:: PROBLEM TO WORK ON ::
Lines containing the string "JSON" are to be collected in full.

:: SUPPLIED DATA ::
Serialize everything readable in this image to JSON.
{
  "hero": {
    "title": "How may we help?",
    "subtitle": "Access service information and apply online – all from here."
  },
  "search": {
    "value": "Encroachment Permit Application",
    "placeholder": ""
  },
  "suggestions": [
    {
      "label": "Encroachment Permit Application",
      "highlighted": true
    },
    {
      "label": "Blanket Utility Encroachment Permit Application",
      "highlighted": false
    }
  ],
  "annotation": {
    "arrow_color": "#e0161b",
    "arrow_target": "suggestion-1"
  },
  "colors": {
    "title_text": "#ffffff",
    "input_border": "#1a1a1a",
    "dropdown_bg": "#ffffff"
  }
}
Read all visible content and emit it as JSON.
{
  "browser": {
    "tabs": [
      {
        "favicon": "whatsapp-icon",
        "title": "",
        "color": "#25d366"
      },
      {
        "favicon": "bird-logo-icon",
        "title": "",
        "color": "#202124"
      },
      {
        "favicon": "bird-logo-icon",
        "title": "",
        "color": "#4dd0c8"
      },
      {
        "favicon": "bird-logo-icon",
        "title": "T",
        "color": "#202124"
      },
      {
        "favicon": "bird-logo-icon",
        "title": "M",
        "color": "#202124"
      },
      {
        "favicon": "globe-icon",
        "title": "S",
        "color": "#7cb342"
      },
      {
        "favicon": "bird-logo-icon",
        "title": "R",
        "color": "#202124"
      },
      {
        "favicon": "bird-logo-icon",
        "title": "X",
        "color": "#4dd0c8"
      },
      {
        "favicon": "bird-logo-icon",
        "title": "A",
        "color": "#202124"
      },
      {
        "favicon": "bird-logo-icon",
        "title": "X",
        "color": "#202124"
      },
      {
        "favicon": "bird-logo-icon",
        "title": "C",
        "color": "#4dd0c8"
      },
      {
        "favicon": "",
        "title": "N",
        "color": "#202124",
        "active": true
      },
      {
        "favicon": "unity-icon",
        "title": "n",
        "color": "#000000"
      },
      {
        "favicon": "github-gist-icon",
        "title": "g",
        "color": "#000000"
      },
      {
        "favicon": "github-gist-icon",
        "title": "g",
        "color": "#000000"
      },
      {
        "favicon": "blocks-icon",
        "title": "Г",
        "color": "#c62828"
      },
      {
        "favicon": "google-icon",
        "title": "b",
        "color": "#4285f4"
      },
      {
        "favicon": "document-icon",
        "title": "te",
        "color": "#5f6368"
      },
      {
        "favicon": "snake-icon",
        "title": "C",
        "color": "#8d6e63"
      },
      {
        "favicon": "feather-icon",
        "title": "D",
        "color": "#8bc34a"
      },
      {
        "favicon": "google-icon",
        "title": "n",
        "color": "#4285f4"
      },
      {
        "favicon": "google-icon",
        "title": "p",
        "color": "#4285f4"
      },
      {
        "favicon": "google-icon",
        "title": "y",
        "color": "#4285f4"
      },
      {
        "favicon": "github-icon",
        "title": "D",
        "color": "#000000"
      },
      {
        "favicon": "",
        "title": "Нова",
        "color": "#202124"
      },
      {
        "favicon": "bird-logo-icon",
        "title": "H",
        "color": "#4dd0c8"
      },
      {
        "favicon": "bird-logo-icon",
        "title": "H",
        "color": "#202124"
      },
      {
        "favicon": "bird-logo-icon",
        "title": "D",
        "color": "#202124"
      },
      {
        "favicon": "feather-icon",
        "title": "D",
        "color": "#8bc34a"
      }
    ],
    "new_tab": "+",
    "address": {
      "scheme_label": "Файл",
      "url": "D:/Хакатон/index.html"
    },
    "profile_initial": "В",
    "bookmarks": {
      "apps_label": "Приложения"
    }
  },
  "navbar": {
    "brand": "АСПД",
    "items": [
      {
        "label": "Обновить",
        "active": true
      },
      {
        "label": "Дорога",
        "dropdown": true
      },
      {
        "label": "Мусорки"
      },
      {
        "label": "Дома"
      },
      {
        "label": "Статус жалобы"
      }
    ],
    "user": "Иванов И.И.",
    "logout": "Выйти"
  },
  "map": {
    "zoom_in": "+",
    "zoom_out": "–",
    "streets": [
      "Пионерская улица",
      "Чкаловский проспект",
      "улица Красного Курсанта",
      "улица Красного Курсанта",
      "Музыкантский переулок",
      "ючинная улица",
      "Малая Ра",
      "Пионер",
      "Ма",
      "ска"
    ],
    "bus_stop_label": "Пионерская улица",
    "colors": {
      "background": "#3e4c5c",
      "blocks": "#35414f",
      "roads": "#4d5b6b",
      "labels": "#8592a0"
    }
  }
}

:: COMPLETE ANSWER ::
Serialize everything readable in this image to JSON.
Read all visible content and emit it as JSON.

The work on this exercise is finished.